[begin DATASET CONTENT]

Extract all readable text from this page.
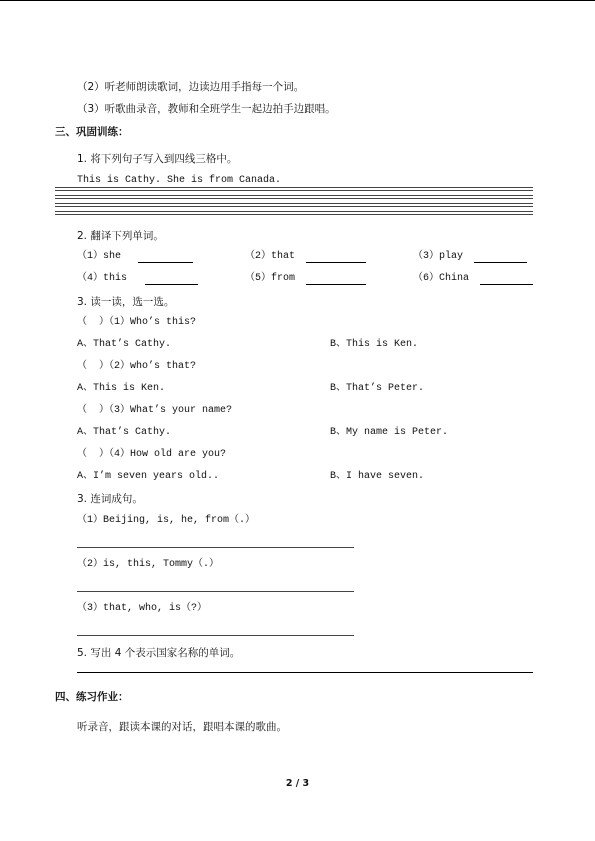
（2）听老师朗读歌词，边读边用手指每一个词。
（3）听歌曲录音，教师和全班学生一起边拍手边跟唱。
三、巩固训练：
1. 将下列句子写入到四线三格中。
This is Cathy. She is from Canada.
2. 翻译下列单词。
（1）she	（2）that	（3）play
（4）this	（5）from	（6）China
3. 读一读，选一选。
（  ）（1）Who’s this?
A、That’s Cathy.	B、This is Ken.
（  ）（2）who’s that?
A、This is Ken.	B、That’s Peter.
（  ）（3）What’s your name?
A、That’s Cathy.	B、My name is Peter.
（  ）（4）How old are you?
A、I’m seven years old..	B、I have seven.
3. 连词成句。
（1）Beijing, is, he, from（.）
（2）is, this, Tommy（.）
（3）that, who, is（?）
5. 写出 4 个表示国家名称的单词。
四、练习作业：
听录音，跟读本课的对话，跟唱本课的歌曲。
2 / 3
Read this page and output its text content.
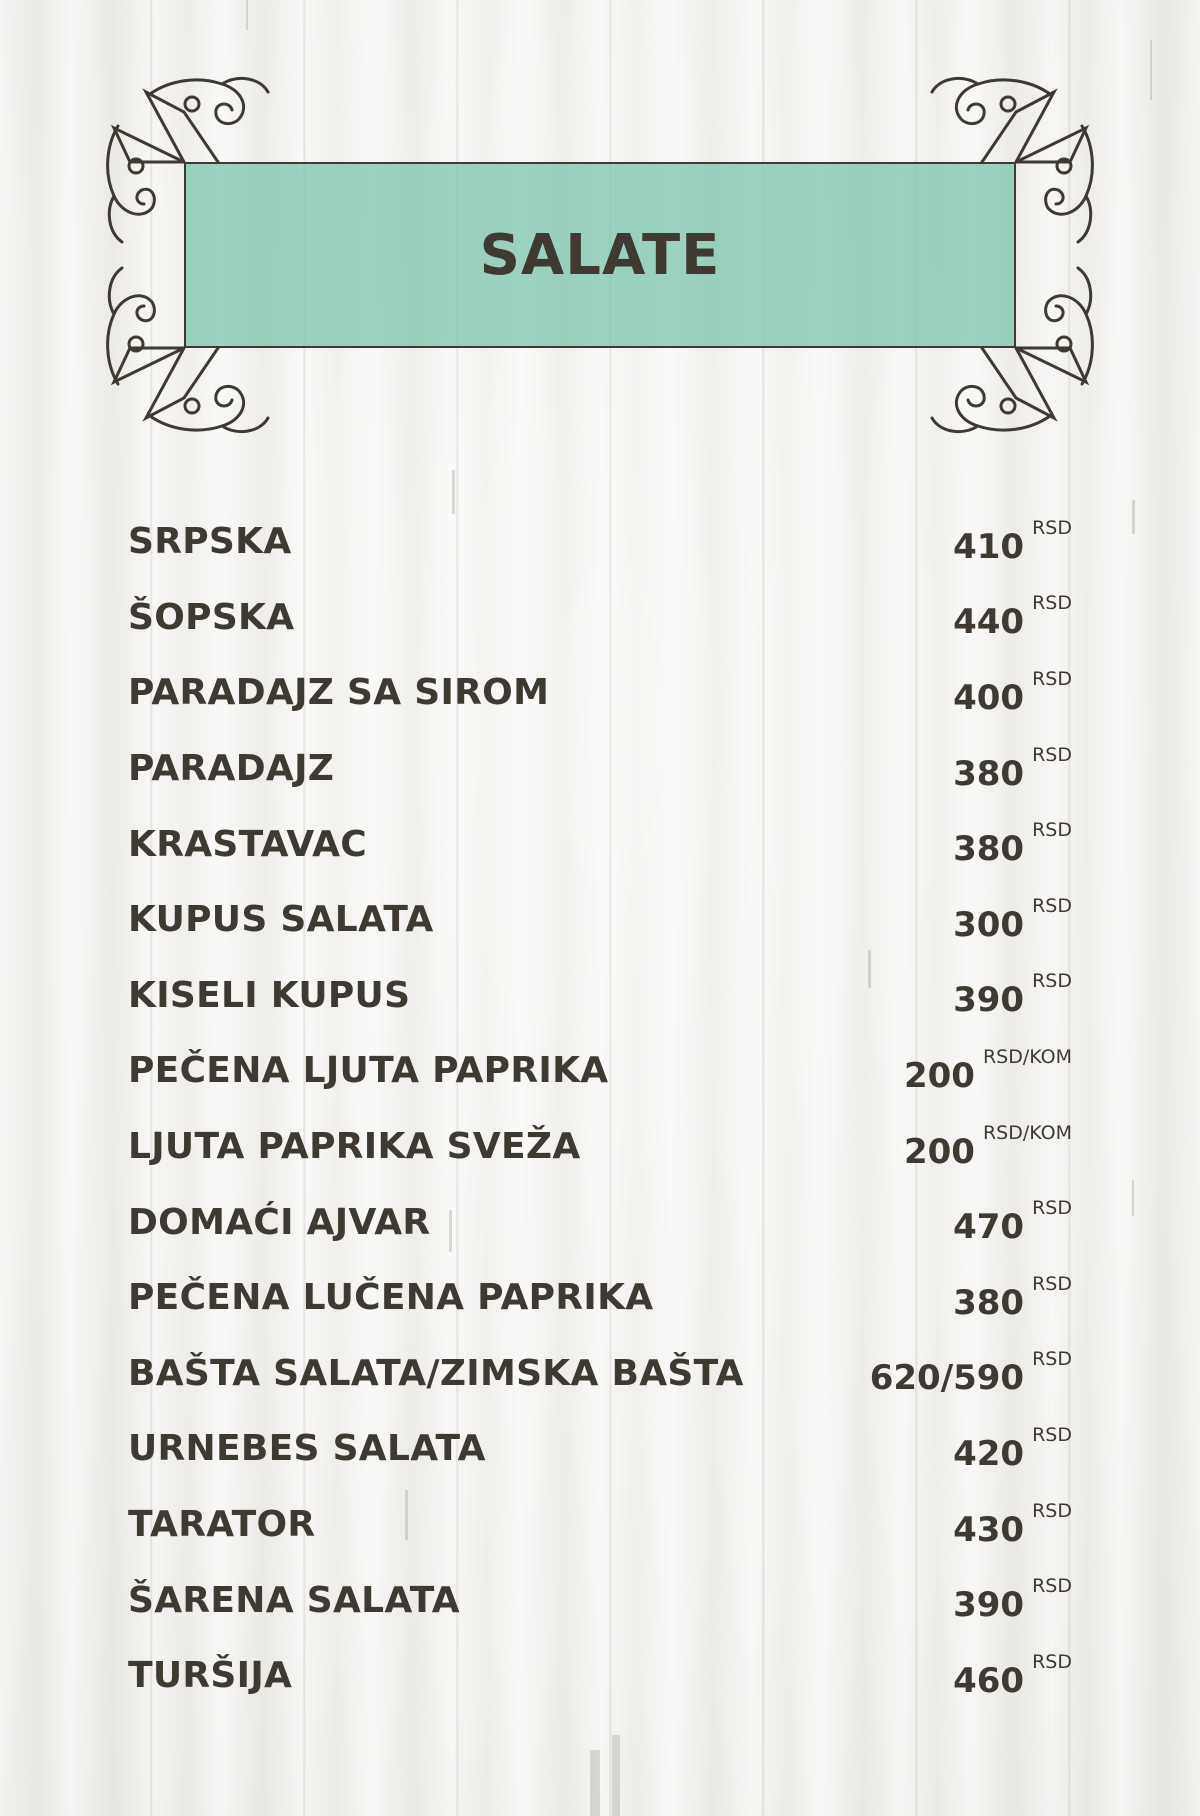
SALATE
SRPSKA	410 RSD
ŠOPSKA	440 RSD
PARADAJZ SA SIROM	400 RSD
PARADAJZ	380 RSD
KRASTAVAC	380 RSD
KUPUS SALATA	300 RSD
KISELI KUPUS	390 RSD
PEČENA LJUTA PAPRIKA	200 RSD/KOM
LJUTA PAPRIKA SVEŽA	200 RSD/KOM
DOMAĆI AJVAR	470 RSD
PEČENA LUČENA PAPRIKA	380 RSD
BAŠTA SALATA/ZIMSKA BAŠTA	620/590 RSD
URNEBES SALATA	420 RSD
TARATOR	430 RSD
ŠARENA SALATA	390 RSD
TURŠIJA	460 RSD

[end DATASET CONTENT]
[begin DATASET CONTENT]

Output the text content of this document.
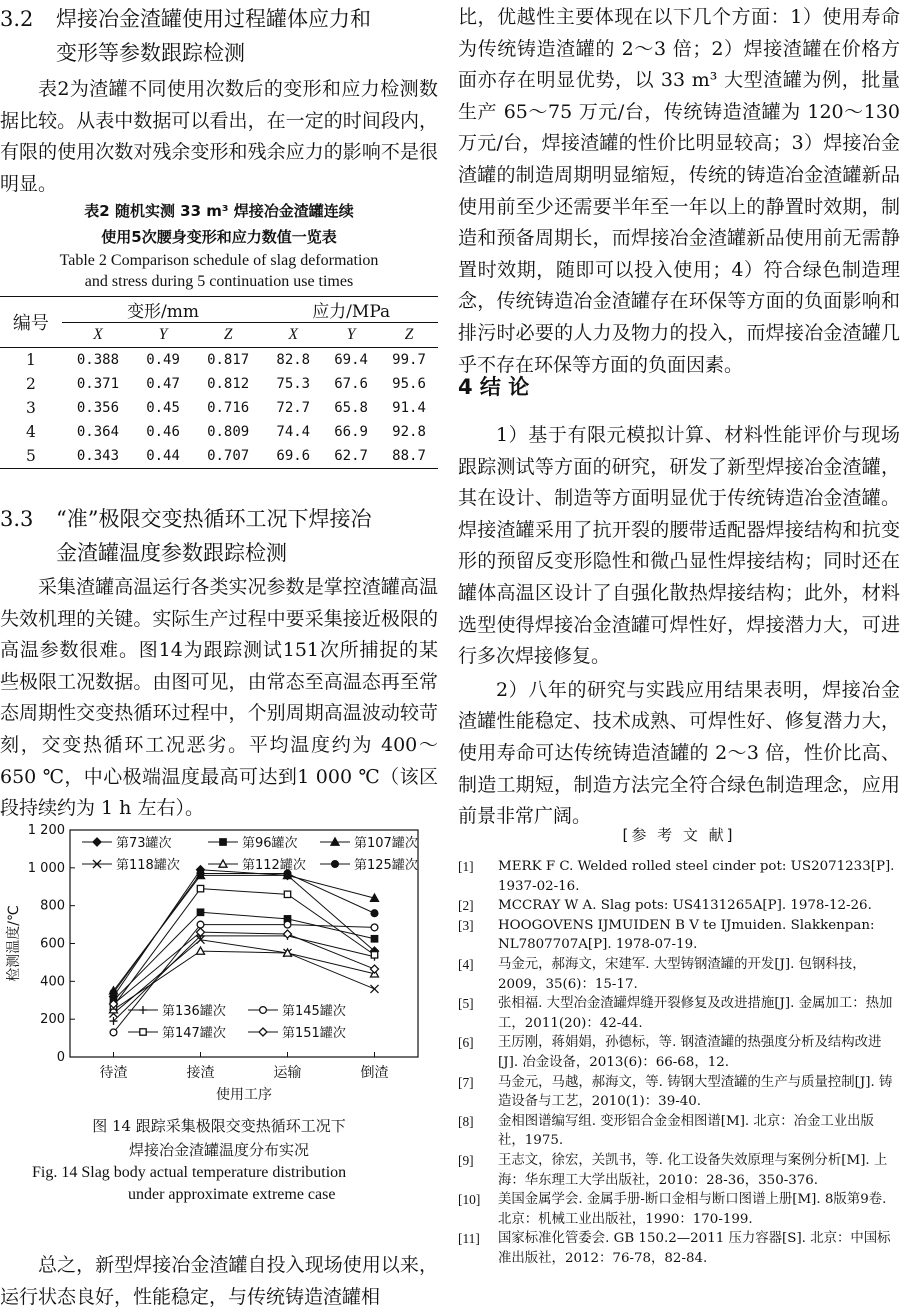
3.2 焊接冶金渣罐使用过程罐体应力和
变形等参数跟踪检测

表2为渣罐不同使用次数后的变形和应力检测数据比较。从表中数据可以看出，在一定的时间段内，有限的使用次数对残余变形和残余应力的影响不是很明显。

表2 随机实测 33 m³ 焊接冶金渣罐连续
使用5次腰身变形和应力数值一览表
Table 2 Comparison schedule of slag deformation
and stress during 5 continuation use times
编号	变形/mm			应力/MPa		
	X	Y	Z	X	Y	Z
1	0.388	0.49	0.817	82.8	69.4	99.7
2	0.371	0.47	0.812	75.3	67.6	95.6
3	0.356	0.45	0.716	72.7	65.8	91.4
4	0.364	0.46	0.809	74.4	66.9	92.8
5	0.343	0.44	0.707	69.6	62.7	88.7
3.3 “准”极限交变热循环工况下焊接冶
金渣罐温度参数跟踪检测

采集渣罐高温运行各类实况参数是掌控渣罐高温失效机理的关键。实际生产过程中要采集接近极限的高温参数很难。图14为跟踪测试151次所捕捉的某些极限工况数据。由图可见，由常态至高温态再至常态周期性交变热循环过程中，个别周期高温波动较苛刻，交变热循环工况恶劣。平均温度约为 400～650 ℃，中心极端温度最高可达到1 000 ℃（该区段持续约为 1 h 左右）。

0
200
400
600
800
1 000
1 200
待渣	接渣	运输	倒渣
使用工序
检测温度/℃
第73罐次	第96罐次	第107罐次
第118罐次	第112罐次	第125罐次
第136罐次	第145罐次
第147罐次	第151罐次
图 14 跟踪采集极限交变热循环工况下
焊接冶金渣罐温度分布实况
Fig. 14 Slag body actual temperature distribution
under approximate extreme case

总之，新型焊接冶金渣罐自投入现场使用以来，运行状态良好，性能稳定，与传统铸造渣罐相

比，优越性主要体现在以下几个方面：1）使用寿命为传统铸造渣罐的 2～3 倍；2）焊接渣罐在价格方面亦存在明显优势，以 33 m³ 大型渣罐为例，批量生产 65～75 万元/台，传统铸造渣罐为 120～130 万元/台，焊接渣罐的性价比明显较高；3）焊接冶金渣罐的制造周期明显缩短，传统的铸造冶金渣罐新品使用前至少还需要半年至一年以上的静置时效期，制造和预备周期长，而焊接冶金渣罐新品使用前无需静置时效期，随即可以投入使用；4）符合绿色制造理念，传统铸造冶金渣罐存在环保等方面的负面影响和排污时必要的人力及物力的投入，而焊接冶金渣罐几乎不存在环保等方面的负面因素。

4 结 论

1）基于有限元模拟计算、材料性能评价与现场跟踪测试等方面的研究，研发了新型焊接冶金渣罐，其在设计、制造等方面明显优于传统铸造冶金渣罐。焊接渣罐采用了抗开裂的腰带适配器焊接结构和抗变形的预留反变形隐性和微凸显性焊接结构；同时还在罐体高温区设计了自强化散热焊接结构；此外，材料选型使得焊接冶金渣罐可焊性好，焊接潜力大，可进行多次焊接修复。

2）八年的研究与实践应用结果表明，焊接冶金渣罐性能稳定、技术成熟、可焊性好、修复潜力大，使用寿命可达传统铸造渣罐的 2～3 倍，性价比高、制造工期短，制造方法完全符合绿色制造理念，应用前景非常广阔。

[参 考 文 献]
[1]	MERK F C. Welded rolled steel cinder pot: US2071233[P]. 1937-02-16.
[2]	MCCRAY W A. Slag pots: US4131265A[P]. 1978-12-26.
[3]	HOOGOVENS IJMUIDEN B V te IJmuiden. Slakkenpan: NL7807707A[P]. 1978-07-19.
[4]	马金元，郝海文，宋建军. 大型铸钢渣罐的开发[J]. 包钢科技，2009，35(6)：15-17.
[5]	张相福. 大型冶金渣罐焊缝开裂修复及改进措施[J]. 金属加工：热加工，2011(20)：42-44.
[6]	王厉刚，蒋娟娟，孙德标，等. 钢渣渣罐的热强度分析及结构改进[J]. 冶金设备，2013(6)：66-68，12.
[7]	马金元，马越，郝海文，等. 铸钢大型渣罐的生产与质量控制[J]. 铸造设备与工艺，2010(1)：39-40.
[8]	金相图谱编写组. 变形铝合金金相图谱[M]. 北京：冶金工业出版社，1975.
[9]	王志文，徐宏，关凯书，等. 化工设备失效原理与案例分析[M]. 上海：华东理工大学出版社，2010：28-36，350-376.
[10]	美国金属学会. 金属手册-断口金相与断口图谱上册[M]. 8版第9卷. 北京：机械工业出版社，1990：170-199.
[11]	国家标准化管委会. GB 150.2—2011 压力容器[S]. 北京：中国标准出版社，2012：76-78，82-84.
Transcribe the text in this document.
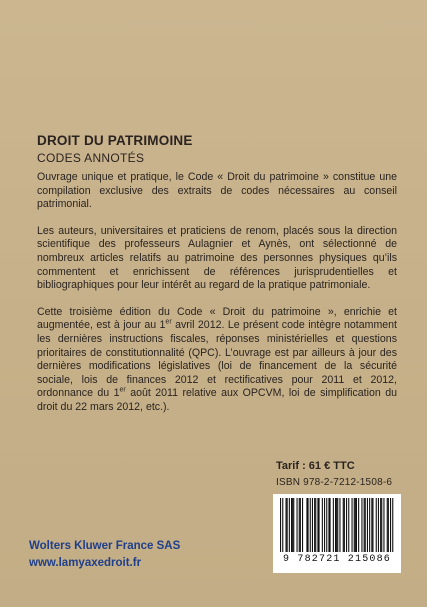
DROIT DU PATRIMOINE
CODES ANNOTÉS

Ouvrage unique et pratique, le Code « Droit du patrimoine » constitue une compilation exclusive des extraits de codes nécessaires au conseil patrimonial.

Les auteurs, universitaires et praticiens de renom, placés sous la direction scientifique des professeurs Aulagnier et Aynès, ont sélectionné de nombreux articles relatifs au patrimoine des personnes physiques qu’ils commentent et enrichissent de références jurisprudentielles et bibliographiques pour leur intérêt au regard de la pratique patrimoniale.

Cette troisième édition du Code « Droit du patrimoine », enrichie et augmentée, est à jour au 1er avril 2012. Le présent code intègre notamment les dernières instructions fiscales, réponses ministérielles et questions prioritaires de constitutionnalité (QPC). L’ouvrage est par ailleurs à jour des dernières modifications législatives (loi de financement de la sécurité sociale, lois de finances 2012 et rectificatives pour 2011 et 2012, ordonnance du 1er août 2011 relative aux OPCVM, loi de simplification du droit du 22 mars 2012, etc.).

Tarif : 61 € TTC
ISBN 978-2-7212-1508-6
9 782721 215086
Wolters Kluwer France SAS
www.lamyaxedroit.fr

[end DATASET CONTENT]

### GIVEN PROBLEM
Select all lines in the listing that include the word "PAPRIKA".

### ANSWER FOR THIS EXERCISE
PEČENA LJUTA PAPRIKA	200 RSD/KOM
LJUTA PAPRIKA SVEŽA	200 RSD/KOM
PEČENA LUČENA PAPRIKA	380 RSD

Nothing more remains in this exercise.